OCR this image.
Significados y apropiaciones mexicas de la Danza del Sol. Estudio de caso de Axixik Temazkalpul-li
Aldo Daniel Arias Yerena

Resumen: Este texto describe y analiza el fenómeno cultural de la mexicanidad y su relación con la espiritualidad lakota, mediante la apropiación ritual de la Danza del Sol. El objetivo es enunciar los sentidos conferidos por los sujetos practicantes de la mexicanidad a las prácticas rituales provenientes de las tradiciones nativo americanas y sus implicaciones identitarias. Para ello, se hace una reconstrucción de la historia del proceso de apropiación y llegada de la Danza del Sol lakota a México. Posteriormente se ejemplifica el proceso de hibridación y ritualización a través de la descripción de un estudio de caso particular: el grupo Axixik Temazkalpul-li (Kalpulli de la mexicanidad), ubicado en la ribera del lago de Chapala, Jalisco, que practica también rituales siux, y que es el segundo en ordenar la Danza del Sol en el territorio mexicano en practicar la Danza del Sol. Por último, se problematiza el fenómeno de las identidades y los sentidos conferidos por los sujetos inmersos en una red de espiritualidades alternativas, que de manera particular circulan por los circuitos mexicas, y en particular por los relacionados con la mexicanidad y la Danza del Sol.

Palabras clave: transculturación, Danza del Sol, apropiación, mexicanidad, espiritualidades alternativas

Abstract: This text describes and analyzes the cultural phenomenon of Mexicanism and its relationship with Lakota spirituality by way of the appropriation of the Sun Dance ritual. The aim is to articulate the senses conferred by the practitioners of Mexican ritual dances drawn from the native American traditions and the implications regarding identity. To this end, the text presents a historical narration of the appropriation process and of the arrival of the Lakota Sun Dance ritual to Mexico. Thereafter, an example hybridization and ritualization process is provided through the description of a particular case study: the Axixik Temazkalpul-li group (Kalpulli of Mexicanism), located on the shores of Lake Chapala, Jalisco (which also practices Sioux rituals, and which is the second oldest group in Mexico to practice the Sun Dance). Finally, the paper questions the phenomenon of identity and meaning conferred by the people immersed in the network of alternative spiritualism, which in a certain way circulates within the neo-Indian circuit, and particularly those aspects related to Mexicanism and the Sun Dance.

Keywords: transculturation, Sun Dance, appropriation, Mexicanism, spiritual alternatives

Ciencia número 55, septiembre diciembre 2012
□ □ □ □ □ □ □
▶ **Objective**: Reproduce every entry shown above, precisely as it stands.

▶ **Response to this task**:
OCR this image.
Significados y apropiaciones mexicas de la Danza del Sol. Estudio de caso de Axixik Temazkalpul-li
Aldo Daniel Arias Yerena

Resumen: Este texto describe y analiza el fenómeno cultural de la mexicanidad y su relación con la espiritualidad lakota, mediante la apropiación ritual de la Danza del Sol. El objetivo es enunciar los sentidos conferidos por los sujetos practicantes de la mexicanidad a las prácticas rituales provenientes de las tradiciones nativo americanas y sus implicaciones identitarias. Para ello, se hace una reconstrucción de la historia del proceso de apropiación y llegada de la Danza del Sol lakota a México. Posteriormente se ejemplifica el proceso de hibridación y ritualización a través de la descripción de un estudio de caso particular: el grupo Axixik Temazkalpul-li (Kalpulli de la mexicanidad), ubicado en la ribera del lago de Chapala, Jalisco, que practica también rituales siux, y que es el segundo en ordenar la Danza del Sol en el territorio mexicano en practicar la Danza del Sol. Por último, se problematiza el fenómeno de las identidades y los sentidos conferidos por los sujetos inmersos en una red de espiritualidades alternativas, que de manera particular circulan por los circuitos mexicas, y en particular por los relacionados con la mexicanidad y la Danza del Sol.

Palabras clave: transculturación, Danza del Sol, apropiación, mexicanidad, espiritualidades alternativas

Abstract: This text describes and analyzes the cultural phenomenon of Mexicanism and its relationship with Lakota spirituality by way of the appropriation of the Sun Dance ritual. The aim is to articulate the senses conferred by the practitioners of Mexican ritual dances drawn from the native American traditions and the implications regarding identity. To this end, the text presents a historical narration of the appropriation process and of the arrival of the Lakota Sun Dance ritual to Mexico. Thereafter, an example hybridization and ritualization process is provided through the description of a particular case study: the Axixik Temazkalpul-li group (Kalpulli of Mexicanism), located on the shores of Lake Chapala, Jalisco (which also practices Sioux rituals, and which is the second oldest group in Mexico to practice the Sun Dance). Finally, the paper questions the phenomenon of identity and meaning conferred by the people immersed in the network of alternative spiritualism, which in a certain way circulates within the neo-Indian circuit, and particularly those aspects related to Mexicanism and the Sun Dance.

Keywords: transculturation, Sun Dance, appropriation, Mexicanism, spiritual alternatives

Ciencia número 55, septiembre diciembre 2012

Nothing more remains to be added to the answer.